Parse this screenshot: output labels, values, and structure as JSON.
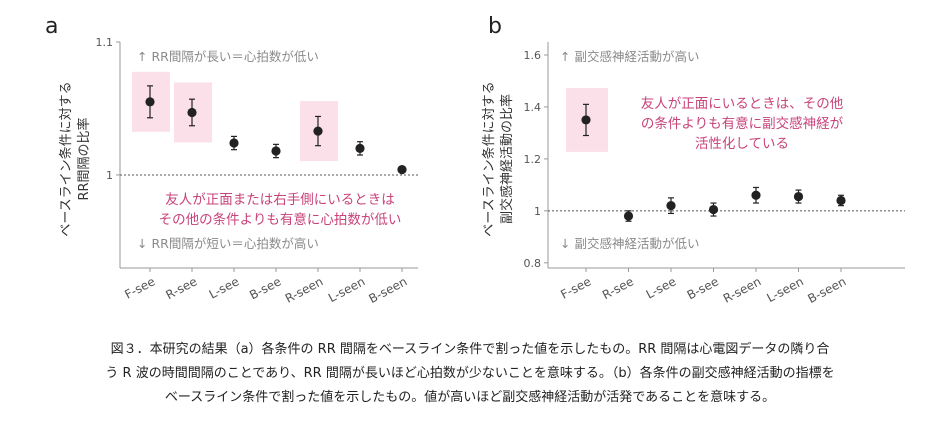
{
  "chart_data": [
    {
      "panel": "a",
      "type": "scatter",
      "ylabel_lines": [
        "ベースライン条件に対する",
        "RR間隔の比率"
      ],
      "categories": [
        "F-see",
        "R-see",
        "L-see",
        "B-see",
        "R-seen",
        "L-seen",
        "B-seen"
      ],
      "values": [
        1.055,
        1.047,
        1.024,
        1.018,
        1.033,
        1.02,
        1.004
      ],
      "errors": [
        0.012,
        0.01,
        0.005,
        0.005,
        0.011,
        0.005,
        0.002
      ],
      "ylim": [
        0.93,
        1.1
      ],
      "yticks": [
        "1",
        "1.1"
      ],
      "reference_line": 1,
      "highlight_categories": [
        "F-see",
        "R-see",
        "R-seen"
      ],
      "annotation_top": "↑ RR間隔が長い＝心拍数が低い",
      "annotation_bottom": "↓ RR間隔が短い＝心拍数が高い",
      "annotation_pink": [
        "友人が正面または右手側にいるときは",
        "その他の条件よりも有意に心拍数が低い"
      ],
      "grid": false
    },
    {
      "panel": "b",
      "type": "scatter",
      "ylabel_lines": [
        "ベースライン条件に対する",
        "副交感神経活動の比率"
      ],
      "categories": [
        "F-see",
        "R-see",
        "L-see",
        "B-see",
        "R-seen",
        "L-seen",
        "B-seen"
      ],
      "values": [
        1.35,
        0.98,
        1.02,
        1.005,
        1.06,
        1.055,
        1.04
      ],
      "errors": [
        0.06,
        0.02,
        0.03,
        0.025,
        0.03,
        0.025,
        0.02
      ],
      "ylim": [
        0.78,
        1.65
      ],
      "yticks": [
        "0.8",
        "1",
        "1.2",
        "1.4",
        "1.6"
      ],
      "reference_line": 1,
      "highlight_categories": [
        "F-see"
      ],
      "annotation_top": "↑ 副交感神経活動が高い",
      "annotation_bottom": "↓ 副交感神経活動が低い",
      "annotation_pink": [
        "友人が正面にいるときは、その他",
        "の条件よりも有意に副交感神経が",
        "活性化している"
      ],
      "grid": false
    }
  ],
  "caption_lines": [
    "図３．本研究の結果（a）各条件の RR 間隔をベースライン条件で割った値を示したもの。RR 間隔は心電図データの隣り合",
    "う R 波の時間間隔のことであり、RR 間隔が長いほど心拍数が少ないことを意味する。（b）各条件の副交感神経活動の指標を",
    "ベースライン条件で割った値を示したもの。値が高いほど副交感神経活動が活発であることを意味する。"
  ],
  "colors": {
    "highlight": "#fbe0ea",
    "pink_text": "#c8437a",
    "point": "#222222",
    "axis": "#999999"
  }
}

EXERCISE INSTRUCTIONS – Retype the whole listing exactly and leave the pictures out.

SOLVED PROBLEM –
Parse this screenshot: output labels, values, and structure as JSON.
{
  "chart_data": [
    {
      "panel": "a",
      "type": "scatter",
      "ylabel_lines": [
        "ベースライン条件に対する",
        "RR間隔の比率"
      ],
      "categories": [
        "F-see",
        "R-see",
        "L-see",
        "B-see",
        "R-seen",
        "L-seen",
        "B-seen"
      ],
      "values": [
        1.055,
        1.047,
        1.024,
        1.018,
        1.033,
        1.02,
        1.004
      ],
      "errors": [
        0.012,
        0.01,
        0.005,
        0.005,
        0.011,
        0.005,
        0.002
      ],
      "ylim": [
        0.93,
        1.1
      ],
      "yticks": [
        "1",
        "1.1"
      ],
      "reference_line": 1,
      "highlight_categories": [
        "F-see",
        "R-see",
        "R-seen"
      ],
      "annotation_top": "↑ RR間隔が長い＝心拍数が低い",
      "annotation_bottom": "↓ RR間隔が短い＝心拍数が高い",
      "annotation_pink": [
        "友人が正面または右手側にいるときは",
        "その他の条件よりも有意に心拍数が低い"
      ],
      "grid": false
    },
    {
      "panel": "b",
      "type": "scatter",
      "ylabel_lines": [
        "ベースライン条件に対する",
        "副交感神経活動の比率"
      ],
      "categories": [
        "F-see",
        "R-see",
        "L-see",
        "B-see",
        "R-seen",
        "L-seen",
        "B-seen"
      ],
      "values": [
        1.35,
        0.98,
        1.02,
        1.005,
        1.06,
        1.055,
        1.04
      ],
      "errors": [
        0.06,
        0.02,
        0.03,
        0.025,
        0.03,
        0.025,
        0.02
      ],
      "ylim": [
        0.78,
        1.65
      ],
      "yticks": [
        "0.8",
        "1",
        "1.2",
        "1.4",
        "1.6"
      ],
      "reference_line": 1,
      "highlight_categories": [
        "F-see"
      ],
      "annotation_top": "↑ 副交感神経活動が高い",
      "annotation_bottom": "↓ 副交感神経活動が低い",
      "annotation_pink": [
        "友人が正面にいるときは、その他",
        "の条件よりも有意に副交感神経が",
        "活性化している"
      ],
      "grid": false
    }
  ],
  "caption_lines": [
    "図３．本研究の結果（a）各条件の RR 間隔をベースライン条件で割った値を示したもの。RR 間隔は心電図データの隣り合",
    "う R 波の時間間隔のことであり、RR 間隔が長いほど心拍数が少ないことを意味する。（b）各条件の副交感神経活動の指標を",
    "ベースライン条件で割った値を示したもの。値が高いほど副交感神経活動が活発であることを意味する。"
  ],
  "colors": {
    "highlight": "#fbe0ea",
    "pink_text": "#c8437a",
    "point": "#222222",
    "axis": "#999999"
  }
}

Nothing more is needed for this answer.